▸ **ASSIGNED TASK A**:
Reproduce the portion of the facial expression recognition summary that begins at the words "Published: December 10, 2025" and stops after "using less power.", changing "less power" to "less energy".
▸ **ASSIGNED TASK B**:
Translate this sentence from the facial expression recognition summary into French: "Responsive and accurate facial expression recognition is crucial to human-robot interaction for daily service robots."
EXTRACT Block Start
Published: December 10, 2025 | arXiv ID: 2512.09592v1

By: Zhe Wang , Qijin Song , Yucen Peng and more

Potential Business Impact:

Helps robots understand your face better, using less power.

Business Areas:
Image Recognition Data and Analytics, Software

Responsive and accurate facial expression recognition is crucial to human-robot interaction for daily service robots. Nowadays, event cameras are becoming more widely adopted as they surpass RGB cameras in capturing facial expression changes due to their high temporal resolution, low latency, computational efficiency, and robustness in low-light conditions. Despite these advantages, event-based approaches still encounter practical challenges, particularly in adopting mainstream deep learning models. Traditional deep learning methods for facial expression analysis are energy-intensive, making them difficult to deploy on edge computing devices and thereby increasing costs, especially for high-frequency, dynamic, event vision-based approaches. To address this challenging issue, we proposed the CS3D framework by decomposing the Convolutional 3D method to reduce the computational complexity and energy consumption. Additionally, by utilizing soft spiking neurons and a spatial-temporal attention mechanism, the ability to retain information is enhanced, thus improving the accuracy of facial expression detection. Experimental results indicate that our proposed CS3D method attains higher accuracy on multiple datasets compared to architectures such as the RNN, Transformer, and C3D, while the energy consumption of the CS3D method is just 21.97\% of the original C3D required on the same device.

Country of Origin
🇨🇳 China

Page Count
8 pages

Category
Computer Science:
CV and Pattern Recognition
EXTRACT Block End
GIVEN RECORDS Block Start
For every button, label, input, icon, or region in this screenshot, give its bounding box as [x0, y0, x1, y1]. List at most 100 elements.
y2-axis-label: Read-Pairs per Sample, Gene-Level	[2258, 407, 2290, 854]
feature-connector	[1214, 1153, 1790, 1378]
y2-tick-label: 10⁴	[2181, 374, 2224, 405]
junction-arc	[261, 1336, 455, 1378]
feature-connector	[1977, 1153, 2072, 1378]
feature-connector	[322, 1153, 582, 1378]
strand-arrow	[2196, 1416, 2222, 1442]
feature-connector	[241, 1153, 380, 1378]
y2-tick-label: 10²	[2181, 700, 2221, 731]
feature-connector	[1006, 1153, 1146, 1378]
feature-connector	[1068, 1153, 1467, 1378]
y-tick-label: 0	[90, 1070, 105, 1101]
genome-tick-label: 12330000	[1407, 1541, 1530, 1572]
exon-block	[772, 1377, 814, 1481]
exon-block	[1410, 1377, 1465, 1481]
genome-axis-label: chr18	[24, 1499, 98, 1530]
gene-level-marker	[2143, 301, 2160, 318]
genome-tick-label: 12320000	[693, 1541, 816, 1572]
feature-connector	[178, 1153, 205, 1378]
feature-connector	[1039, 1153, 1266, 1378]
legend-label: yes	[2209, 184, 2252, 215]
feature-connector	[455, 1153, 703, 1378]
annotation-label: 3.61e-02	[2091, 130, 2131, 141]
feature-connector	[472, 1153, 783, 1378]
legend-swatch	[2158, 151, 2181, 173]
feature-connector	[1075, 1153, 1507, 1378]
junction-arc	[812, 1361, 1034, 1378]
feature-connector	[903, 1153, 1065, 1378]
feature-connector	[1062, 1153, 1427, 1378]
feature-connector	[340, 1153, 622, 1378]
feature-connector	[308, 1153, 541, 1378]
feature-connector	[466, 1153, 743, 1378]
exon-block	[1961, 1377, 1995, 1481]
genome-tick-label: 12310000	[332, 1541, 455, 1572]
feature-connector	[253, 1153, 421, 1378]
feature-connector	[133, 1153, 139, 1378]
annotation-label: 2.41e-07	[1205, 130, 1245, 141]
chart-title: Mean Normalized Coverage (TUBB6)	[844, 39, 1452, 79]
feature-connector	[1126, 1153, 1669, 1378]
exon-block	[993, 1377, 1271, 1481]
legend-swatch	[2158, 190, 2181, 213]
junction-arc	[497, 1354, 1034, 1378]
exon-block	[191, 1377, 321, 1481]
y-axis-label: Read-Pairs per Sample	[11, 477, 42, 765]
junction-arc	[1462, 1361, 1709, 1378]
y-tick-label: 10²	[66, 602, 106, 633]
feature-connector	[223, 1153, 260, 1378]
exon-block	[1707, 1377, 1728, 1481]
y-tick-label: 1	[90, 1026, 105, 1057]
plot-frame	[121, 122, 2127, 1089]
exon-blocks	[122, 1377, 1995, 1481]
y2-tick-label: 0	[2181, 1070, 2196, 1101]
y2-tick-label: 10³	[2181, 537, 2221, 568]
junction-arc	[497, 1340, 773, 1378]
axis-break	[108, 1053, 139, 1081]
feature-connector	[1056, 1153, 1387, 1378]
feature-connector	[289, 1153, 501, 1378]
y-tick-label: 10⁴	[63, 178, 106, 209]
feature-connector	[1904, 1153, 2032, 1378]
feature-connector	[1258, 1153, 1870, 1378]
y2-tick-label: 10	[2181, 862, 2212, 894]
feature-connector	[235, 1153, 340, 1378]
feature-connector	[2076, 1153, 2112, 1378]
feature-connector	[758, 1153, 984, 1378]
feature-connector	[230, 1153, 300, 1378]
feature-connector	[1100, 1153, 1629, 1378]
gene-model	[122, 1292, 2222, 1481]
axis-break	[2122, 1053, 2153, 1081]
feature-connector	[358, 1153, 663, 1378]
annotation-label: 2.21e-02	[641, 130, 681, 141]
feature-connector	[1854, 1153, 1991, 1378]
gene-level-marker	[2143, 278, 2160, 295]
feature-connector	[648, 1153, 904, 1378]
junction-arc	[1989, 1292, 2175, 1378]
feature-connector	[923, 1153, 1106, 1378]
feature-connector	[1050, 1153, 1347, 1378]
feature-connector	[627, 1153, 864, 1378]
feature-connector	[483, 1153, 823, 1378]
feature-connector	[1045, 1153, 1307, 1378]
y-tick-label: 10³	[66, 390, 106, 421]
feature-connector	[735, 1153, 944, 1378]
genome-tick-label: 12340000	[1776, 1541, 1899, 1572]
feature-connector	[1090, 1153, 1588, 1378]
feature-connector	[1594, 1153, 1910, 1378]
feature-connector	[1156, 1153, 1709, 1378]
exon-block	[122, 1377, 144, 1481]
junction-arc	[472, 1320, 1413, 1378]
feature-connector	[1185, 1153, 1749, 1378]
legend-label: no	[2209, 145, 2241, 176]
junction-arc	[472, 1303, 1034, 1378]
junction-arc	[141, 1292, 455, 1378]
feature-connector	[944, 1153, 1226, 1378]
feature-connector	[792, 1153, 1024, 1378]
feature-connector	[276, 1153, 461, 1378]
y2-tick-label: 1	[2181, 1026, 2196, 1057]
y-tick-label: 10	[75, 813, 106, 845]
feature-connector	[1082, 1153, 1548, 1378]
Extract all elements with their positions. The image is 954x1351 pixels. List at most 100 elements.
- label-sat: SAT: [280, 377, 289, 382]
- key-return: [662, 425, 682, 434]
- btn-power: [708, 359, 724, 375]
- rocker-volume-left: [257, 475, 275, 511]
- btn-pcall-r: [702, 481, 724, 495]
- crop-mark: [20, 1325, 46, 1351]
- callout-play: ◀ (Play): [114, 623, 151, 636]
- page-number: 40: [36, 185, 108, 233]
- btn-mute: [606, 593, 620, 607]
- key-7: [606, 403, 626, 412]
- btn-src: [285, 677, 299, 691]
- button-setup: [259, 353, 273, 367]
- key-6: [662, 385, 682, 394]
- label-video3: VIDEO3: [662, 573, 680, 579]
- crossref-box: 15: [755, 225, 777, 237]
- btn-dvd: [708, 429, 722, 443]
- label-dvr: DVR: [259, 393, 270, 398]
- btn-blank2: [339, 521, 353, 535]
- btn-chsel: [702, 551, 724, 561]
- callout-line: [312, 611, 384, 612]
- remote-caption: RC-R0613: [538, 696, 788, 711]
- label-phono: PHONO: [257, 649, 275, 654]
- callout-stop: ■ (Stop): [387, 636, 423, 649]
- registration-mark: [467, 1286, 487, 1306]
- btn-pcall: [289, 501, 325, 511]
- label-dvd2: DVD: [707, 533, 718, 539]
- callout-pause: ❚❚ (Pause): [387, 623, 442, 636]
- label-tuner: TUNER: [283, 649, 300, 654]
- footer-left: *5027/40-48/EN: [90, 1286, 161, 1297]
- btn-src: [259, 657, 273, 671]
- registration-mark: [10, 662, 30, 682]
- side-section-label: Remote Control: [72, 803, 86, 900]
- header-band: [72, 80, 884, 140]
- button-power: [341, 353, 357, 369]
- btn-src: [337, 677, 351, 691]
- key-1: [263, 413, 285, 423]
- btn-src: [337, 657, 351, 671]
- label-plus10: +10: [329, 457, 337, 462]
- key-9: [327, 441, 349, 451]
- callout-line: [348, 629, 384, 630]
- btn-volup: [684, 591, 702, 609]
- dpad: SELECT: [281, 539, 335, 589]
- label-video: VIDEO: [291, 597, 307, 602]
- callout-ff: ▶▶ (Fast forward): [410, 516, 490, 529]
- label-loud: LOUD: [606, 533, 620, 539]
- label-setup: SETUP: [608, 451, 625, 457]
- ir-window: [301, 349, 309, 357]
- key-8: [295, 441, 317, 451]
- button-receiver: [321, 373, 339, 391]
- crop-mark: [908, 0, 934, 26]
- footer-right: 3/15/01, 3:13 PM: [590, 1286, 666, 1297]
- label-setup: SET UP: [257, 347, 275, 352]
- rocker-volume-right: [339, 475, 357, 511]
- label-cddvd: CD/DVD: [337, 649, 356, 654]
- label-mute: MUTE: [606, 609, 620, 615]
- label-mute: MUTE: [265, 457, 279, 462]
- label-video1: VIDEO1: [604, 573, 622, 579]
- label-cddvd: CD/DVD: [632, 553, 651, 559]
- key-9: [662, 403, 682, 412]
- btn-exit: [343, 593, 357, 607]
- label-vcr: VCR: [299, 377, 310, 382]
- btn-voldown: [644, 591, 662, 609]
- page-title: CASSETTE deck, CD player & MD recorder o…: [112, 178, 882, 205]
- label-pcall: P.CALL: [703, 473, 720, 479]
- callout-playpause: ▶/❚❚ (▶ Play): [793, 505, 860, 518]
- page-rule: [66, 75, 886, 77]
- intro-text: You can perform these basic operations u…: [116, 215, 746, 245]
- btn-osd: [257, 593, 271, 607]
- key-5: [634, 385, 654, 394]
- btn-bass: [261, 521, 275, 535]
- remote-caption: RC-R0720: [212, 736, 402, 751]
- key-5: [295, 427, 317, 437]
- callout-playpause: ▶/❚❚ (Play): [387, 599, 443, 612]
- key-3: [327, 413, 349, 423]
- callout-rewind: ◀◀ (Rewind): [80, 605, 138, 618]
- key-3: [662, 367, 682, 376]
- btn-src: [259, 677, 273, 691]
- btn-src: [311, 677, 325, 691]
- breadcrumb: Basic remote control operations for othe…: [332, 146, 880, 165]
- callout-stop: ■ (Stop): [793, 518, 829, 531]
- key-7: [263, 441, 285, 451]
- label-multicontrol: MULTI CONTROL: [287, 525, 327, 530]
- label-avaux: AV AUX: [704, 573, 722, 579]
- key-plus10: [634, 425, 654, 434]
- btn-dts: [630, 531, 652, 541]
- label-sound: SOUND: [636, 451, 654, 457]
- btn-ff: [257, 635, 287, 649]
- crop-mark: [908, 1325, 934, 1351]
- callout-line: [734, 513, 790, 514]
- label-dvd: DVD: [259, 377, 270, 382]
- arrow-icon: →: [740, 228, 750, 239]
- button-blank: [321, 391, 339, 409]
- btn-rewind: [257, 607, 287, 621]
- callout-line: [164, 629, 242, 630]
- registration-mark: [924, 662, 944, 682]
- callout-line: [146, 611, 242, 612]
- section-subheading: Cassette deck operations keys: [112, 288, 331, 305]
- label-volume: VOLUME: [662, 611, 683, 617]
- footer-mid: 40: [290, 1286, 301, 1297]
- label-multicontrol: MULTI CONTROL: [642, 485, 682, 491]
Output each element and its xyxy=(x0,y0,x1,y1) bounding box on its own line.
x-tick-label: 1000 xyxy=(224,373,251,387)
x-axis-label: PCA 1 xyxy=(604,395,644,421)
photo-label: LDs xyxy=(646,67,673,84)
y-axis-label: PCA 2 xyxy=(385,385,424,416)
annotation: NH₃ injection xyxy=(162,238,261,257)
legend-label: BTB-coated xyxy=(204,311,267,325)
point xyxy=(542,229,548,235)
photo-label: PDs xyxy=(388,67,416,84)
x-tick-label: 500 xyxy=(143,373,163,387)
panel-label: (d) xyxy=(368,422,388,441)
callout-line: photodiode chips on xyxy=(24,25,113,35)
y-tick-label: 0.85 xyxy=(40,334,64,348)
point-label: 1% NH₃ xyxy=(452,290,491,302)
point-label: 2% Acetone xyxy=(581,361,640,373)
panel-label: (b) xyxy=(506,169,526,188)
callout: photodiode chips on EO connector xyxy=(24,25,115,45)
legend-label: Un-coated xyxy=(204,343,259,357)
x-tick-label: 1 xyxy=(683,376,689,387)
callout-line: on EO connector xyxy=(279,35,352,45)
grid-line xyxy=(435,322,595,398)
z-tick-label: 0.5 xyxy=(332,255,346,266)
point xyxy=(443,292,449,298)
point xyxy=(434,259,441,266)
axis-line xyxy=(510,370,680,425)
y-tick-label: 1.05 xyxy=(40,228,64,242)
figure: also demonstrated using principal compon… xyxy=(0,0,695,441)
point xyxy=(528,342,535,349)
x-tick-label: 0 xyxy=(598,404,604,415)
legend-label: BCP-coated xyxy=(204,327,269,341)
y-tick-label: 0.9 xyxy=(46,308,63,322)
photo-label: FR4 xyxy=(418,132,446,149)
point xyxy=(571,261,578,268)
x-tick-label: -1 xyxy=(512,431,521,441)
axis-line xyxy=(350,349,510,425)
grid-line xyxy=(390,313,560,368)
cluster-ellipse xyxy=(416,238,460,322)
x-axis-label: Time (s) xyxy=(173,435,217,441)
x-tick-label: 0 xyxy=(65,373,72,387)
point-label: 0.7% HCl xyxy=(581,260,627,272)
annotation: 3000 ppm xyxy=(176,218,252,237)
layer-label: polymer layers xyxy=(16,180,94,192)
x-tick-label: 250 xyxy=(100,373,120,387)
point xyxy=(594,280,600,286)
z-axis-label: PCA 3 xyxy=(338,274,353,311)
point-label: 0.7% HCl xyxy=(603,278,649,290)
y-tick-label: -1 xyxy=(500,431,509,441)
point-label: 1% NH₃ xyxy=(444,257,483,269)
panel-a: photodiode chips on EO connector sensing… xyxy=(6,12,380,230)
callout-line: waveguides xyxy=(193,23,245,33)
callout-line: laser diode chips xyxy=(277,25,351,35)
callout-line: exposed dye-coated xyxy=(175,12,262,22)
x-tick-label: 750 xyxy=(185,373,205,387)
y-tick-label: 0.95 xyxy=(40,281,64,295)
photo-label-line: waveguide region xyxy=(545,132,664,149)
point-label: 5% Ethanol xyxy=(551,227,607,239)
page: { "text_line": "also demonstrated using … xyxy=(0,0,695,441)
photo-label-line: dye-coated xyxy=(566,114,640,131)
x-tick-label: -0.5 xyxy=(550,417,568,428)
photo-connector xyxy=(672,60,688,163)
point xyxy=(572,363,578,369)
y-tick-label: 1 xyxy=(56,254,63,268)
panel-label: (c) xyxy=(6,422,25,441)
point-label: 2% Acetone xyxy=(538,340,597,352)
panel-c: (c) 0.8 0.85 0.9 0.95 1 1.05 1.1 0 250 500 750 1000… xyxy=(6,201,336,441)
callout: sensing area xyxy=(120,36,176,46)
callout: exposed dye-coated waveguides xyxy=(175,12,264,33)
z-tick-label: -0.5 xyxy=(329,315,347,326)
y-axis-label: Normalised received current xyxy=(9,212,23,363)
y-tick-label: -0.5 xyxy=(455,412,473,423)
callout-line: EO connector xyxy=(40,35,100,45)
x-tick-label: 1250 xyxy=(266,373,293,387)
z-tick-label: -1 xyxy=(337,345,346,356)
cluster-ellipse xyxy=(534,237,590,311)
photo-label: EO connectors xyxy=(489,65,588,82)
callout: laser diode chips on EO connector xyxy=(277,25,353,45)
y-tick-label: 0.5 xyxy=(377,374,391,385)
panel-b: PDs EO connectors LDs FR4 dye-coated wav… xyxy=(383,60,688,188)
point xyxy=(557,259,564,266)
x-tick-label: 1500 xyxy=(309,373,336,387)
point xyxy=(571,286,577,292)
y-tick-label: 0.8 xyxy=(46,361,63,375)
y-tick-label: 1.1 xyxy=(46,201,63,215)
GIVEN RECORDS Block End
▸ **ANSWER A**:
Published: December 10, 2025 | arXiv ID: 2512.09592v1

By: Zhe Wang , Qijin Song , Yucen Peng and more

Potential Business Impact:

Helps robots understand your face better, using less energy.

▸ **ANSWER B**:
Une reconnaissance des expressions faciales réactive et précise est essentielle à l'interaction homme-robot pour les robots de service du quotidien.